● What the exercise asks
Find the lines of data that contain the string "true", then list them.

● Dataset records
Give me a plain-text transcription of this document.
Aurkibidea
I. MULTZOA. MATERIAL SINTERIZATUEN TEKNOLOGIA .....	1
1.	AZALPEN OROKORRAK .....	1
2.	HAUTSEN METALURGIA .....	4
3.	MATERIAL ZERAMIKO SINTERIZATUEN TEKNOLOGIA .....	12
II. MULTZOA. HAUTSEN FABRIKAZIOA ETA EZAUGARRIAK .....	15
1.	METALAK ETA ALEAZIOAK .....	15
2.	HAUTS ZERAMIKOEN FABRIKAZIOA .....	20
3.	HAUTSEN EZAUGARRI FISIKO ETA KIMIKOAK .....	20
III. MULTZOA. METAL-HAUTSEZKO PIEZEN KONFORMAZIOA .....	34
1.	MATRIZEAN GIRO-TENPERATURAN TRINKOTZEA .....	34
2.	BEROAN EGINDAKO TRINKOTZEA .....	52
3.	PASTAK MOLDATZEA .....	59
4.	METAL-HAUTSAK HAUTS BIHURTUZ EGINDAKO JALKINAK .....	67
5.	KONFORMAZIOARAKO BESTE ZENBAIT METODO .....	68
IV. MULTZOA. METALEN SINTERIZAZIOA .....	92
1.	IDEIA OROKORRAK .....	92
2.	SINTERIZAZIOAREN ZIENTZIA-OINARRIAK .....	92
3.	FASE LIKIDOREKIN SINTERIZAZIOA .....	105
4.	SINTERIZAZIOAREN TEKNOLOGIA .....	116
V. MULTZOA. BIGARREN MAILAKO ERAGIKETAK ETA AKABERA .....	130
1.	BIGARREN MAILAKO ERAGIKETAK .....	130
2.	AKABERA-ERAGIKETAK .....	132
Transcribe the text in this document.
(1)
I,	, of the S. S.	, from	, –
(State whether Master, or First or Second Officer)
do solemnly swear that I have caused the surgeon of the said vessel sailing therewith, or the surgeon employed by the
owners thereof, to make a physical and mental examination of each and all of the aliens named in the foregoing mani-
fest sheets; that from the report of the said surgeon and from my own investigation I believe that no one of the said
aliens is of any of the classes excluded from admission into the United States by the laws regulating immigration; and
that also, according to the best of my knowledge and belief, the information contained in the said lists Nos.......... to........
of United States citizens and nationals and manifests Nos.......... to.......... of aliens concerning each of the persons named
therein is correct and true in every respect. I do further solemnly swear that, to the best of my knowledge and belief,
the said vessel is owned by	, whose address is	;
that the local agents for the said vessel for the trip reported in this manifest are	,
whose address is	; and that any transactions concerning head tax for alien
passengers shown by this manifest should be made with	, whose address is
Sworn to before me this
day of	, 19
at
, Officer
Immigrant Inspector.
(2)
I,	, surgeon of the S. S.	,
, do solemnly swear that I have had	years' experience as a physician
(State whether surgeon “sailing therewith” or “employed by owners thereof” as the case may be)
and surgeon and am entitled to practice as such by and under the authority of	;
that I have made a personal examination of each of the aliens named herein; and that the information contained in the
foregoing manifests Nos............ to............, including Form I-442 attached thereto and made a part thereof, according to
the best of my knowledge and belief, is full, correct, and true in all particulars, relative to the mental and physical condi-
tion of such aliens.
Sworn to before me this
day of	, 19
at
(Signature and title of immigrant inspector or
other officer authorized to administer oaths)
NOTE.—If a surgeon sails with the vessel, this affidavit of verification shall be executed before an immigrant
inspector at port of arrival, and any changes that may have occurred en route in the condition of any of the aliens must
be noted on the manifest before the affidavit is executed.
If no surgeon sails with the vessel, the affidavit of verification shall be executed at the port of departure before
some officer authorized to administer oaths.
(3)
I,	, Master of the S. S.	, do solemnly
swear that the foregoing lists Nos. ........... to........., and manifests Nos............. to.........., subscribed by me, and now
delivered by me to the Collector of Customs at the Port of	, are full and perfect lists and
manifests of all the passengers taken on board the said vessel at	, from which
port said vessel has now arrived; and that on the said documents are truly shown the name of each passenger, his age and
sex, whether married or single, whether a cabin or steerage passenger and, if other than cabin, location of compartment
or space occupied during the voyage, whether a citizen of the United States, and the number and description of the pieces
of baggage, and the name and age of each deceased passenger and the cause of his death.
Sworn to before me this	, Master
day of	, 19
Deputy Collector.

● Task solution
therein is correct and true in every respect. I do further solemnly swear that, to the best of my knowledge and belief,
the best of my knowledge and belief, is full, correct, and true in all particulars, relative to the mental and physical condi-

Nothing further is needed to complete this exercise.